Dataset records
== == ==

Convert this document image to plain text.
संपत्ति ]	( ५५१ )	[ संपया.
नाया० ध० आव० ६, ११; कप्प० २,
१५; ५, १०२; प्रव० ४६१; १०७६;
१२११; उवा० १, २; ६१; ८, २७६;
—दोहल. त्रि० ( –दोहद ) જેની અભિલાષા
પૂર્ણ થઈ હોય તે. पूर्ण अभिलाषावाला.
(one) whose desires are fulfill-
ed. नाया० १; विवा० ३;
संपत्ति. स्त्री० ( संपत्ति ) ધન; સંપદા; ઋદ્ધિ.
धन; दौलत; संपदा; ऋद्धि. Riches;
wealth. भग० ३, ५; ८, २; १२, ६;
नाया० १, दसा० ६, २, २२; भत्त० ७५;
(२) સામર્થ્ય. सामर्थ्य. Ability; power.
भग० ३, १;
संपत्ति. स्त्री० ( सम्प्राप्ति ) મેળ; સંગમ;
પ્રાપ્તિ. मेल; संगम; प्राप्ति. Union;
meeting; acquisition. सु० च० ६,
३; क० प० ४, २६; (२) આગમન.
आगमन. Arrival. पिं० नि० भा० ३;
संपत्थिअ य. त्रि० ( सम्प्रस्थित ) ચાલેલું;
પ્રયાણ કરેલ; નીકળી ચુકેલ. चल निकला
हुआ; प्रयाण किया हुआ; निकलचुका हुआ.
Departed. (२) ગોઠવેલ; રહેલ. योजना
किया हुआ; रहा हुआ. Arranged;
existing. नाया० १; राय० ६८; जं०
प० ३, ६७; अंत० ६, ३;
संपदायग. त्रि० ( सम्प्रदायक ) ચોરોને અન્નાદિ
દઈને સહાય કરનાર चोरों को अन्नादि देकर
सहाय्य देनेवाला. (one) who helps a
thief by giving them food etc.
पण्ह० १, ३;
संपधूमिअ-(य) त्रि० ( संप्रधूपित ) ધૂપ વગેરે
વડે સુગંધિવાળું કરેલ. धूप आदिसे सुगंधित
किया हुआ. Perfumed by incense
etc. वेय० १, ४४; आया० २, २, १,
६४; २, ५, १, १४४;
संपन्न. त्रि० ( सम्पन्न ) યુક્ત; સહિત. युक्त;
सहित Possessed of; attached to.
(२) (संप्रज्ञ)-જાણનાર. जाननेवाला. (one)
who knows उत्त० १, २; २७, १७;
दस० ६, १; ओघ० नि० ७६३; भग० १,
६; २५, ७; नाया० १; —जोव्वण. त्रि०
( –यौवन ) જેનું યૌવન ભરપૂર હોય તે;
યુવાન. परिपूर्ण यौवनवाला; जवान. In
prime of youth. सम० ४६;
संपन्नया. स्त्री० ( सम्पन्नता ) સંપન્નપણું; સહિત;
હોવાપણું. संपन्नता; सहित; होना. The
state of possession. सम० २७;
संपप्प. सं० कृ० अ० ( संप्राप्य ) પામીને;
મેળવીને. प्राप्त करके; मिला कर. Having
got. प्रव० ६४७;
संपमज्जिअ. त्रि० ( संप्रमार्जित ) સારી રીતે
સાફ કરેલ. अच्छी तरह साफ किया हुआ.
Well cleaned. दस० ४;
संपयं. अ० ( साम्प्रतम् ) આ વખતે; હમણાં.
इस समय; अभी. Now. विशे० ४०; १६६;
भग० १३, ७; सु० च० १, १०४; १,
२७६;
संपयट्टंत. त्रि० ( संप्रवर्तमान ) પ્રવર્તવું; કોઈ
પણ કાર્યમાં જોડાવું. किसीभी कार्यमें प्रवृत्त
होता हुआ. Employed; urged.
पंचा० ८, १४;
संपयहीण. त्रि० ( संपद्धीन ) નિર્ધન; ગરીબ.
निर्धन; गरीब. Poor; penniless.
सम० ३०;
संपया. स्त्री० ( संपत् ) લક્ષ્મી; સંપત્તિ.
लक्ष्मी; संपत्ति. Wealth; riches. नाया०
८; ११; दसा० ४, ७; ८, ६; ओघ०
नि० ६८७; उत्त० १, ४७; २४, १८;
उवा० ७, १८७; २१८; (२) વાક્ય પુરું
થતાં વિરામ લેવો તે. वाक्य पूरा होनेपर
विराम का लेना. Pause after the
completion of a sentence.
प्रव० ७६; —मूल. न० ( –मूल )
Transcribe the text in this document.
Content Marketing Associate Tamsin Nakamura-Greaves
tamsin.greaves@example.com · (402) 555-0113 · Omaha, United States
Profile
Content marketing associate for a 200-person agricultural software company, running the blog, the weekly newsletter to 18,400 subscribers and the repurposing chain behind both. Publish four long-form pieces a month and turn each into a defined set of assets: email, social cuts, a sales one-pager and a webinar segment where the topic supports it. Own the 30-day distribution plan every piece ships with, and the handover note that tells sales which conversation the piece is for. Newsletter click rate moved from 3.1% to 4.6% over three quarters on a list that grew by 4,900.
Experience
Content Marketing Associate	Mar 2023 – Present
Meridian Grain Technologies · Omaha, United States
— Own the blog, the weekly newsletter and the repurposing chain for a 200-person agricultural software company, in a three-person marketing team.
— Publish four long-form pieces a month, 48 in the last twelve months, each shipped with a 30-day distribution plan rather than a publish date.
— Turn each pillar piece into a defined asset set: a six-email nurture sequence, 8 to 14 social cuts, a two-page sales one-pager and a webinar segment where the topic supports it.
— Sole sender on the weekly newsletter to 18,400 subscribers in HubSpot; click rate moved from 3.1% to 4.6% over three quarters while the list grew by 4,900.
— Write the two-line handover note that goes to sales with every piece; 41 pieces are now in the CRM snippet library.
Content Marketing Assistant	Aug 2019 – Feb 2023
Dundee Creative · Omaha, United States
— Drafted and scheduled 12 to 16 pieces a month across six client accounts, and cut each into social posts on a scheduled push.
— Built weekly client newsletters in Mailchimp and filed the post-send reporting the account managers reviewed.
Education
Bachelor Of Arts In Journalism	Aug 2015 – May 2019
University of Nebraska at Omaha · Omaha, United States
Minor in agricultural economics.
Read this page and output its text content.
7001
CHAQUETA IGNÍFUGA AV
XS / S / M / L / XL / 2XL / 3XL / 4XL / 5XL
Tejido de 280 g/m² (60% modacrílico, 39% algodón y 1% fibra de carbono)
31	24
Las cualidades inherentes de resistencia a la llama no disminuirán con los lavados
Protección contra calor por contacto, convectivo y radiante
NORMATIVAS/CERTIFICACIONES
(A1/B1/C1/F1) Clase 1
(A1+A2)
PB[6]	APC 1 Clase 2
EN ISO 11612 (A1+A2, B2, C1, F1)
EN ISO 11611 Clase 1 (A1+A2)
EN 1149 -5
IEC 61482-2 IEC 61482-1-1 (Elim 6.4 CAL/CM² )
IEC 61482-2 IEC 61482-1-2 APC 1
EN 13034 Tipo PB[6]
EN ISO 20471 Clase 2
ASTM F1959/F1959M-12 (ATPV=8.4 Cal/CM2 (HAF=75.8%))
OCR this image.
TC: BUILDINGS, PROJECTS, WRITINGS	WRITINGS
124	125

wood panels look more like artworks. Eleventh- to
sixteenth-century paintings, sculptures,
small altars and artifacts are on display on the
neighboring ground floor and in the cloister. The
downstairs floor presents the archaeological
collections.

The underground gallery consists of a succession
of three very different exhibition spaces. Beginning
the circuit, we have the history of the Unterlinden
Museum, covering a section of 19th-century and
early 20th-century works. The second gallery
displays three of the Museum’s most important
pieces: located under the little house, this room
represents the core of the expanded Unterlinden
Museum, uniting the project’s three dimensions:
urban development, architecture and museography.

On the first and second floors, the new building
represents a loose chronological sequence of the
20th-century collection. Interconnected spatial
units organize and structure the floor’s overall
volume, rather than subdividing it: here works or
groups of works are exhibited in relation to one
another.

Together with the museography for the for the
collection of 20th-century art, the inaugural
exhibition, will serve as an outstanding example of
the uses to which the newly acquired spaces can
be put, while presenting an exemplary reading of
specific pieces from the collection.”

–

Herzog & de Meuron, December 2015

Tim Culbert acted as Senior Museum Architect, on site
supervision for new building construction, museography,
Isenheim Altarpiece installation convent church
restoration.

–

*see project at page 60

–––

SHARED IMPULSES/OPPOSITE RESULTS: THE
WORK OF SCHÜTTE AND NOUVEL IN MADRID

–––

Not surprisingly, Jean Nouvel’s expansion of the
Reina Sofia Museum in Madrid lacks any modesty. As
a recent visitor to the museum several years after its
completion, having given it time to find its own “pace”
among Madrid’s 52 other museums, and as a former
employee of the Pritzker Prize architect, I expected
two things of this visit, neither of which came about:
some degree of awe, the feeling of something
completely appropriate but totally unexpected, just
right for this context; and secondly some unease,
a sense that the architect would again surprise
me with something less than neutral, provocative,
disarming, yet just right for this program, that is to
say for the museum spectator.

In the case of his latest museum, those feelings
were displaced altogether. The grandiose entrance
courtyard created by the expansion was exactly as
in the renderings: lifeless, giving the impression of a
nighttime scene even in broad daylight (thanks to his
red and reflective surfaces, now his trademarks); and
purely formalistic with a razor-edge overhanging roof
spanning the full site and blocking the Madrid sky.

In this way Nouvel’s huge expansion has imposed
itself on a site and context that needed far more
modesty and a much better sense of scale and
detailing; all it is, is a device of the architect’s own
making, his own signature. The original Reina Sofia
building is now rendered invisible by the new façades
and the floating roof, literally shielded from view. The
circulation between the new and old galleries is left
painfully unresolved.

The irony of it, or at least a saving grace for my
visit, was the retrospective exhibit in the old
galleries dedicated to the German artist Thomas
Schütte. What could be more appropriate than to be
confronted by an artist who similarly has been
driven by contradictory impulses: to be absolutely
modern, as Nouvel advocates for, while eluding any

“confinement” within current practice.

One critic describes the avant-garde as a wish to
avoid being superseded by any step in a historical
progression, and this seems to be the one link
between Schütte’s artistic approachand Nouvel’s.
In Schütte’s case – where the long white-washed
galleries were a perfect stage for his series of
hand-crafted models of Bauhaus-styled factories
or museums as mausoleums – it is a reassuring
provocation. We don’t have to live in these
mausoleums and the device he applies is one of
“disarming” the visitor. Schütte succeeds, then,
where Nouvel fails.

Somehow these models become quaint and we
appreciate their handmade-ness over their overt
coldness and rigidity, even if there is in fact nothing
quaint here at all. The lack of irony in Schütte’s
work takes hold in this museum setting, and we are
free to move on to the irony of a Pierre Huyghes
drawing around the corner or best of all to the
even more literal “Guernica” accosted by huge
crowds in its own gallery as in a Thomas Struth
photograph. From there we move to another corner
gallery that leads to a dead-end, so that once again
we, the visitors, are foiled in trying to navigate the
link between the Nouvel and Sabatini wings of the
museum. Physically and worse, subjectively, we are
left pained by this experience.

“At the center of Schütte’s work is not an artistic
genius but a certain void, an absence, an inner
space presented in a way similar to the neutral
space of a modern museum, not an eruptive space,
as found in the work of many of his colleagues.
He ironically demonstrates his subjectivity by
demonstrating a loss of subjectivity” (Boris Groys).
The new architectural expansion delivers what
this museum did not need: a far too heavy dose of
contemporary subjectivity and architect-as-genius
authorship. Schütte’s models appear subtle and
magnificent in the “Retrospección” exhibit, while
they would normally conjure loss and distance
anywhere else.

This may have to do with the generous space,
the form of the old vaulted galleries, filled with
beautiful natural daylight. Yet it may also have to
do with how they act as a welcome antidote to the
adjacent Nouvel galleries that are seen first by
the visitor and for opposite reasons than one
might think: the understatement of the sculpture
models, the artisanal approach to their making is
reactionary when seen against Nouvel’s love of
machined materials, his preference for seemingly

== == ==

* _Given exercise_: Copy every line above that includes the string "these".

* _Response_:
provocation. We don’t have to live in these
Somehow these models become quaint and we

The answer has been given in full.